#### EXERCISE MATERIALS:
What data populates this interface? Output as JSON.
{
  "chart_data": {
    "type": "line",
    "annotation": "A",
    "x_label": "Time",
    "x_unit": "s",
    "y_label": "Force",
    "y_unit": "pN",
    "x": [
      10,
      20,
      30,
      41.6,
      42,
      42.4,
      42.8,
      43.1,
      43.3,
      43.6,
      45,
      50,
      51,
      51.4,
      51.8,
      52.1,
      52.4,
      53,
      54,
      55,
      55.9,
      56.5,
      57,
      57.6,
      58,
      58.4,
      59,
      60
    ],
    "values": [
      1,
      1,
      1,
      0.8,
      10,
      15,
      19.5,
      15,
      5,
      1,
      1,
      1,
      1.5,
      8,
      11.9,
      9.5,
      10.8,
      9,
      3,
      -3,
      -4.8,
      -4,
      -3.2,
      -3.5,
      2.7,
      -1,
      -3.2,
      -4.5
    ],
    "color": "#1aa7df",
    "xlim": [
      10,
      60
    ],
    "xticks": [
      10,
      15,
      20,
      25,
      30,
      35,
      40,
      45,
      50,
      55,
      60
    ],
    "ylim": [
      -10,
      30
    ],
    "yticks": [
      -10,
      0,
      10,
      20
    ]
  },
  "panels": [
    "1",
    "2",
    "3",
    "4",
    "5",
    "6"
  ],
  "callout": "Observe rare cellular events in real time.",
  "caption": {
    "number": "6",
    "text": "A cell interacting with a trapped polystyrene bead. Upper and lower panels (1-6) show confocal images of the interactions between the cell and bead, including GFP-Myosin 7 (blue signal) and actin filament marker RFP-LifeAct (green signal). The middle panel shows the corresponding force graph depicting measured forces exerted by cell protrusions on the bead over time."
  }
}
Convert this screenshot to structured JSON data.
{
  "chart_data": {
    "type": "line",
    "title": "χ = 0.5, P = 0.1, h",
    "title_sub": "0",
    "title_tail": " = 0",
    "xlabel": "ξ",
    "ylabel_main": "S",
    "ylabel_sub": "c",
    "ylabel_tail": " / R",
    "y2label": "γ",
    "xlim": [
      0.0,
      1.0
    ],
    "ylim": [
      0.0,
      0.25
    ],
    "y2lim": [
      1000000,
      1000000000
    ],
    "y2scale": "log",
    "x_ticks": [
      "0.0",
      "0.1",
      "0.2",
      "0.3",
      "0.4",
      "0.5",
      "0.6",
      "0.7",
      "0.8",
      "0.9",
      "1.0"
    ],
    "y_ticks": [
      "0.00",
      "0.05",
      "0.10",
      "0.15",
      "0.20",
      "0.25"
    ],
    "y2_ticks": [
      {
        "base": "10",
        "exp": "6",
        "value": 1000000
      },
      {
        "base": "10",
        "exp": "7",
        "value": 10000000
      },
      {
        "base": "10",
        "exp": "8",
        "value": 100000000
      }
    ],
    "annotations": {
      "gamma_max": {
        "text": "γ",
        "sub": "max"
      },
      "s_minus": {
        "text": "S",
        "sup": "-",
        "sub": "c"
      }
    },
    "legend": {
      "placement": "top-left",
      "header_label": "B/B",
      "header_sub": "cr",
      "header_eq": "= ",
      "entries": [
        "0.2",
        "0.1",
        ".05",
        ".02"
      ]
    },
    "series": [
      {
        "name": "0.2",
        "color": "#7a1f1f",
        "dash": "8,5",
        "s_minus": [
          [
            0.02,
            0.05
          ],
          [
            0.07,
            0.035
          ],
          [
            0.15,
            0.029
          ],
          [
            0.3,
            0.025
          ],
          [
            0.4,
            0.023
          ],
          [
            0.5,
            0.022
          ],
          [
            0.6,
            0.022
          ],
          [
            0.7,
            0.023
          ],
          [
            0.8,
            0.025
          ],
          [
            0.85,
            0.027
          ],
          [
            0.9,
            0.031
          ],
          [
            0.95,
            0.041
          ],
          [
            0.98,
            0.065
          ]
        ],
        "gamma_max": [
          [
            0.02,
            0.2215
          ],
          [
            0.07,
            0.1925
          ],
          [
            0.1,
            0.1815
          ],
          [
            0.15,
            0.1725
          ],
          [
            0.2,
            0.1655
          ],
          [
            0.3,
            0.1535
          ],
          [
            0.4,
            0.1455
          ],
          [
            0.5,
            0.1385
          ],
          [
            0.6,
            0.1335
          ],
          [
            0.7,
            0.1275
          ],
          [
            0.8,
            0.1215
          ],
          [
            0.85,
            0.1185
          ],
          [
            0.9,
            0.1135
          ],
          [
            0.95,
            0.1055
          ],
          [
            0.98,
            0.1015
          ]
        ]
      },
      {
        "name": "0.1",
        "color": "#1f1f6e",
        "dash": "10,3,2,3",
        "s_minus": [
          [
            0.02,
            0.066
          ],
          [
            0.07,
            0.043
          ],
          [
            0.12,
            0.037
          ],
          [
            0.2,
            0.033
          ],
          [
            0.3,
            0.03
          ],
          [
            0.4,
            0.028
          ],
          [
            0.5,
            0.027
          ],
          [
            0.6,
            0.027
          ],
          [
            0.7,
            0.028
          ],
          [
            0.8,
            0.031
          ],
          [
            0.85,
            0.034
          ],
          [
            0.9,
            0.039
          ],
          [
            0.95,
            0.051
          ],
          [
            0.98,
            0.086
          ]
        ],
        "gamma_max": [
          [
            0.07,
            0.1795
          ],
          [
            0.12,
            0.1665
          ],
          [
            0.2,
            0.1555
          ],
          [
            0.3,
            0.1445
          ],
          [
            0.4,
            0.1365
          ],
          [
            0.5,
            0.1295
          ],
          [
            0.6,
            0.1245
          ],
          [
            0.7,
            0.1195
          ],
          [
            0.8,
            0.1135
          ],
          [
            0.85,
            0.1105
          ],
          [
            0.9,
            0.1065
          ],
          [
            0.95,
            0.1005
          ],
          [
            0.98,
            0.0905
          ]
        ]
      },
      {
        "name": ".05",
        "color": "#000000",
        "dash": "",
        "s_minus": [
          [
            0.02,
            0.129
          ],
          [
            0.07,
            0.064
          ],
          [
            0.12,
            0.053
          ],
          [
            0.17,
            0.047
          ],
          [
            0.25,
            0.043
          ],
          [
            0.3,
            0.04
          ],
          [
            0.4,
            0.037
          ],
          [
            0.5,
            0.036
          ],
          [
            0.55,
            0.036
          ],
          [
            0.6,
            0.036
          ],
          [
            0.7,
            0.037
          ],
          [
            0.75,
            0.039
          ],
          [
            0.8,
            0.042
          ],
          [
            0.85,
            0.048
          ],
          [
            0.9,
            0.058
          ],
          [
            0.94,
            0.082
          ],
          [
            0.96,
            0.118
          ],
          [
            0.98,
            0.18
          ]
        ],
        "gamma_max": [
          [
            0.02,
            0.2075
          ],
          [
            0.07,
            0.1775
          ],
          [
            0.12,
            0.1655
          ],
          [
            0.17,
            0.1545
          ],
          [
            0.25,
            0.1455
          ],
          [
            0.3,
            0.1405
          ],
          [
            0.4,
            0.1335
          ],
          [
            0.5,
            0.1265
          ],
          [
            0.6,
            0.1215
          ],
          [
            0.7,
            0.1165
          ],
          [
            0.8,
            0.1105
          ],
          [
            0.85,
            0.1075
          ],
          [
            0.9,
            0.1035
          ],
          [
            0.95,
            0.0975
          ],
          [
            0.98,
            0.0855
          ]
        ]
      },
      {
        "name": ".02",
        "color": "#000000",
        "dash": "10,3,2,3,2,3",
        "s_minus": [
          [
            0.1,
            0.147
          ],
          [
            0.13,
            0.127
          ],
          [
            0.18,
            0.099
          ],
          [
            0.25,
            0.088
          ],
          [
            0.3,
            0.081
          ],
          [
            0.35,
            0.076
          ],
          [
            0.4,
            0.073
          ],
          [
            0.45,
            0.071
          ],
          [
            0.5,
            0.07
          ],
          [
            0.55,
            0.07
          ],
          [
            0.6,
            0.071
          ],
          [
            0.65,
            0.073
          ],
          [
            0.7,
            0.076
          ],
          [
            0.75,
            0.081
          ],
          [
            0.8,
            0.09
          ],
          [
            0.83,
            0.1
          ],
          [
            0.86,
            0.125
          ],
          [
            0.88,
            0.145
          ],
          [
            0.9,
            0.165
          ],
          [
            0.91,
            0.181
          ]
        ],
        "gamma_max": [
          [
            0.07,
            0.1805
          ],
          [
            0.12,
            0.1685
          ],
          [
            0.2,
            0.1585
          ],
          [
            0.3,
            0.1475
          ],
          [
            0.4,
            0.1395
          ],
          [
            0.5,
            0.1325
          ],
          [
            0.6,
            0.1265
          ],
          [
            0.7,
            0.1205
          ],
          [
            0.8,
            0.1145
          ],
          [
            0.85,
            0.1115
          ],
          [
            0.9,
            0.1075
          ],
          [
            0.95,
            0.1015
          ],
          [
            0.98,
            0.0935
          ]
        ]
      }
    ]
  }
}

#### WORK INSTRUCTIONS:
Search the data for the string "panels" and copy each line where it appears.

#### SOLUTION:
  "panels": [
    "text": "A cell interacting with a trapped polystyrene bead. Upper and lower panels (1-6) show confocal images of the interactions between the cell and bead, including GFP-Myosin 7 (blue signal) and actin filament marker RFP-LifeAct (green signal). The middle panel shows the corresponding force graph depicting measured forces exerted by cell protrusions on the bead over time."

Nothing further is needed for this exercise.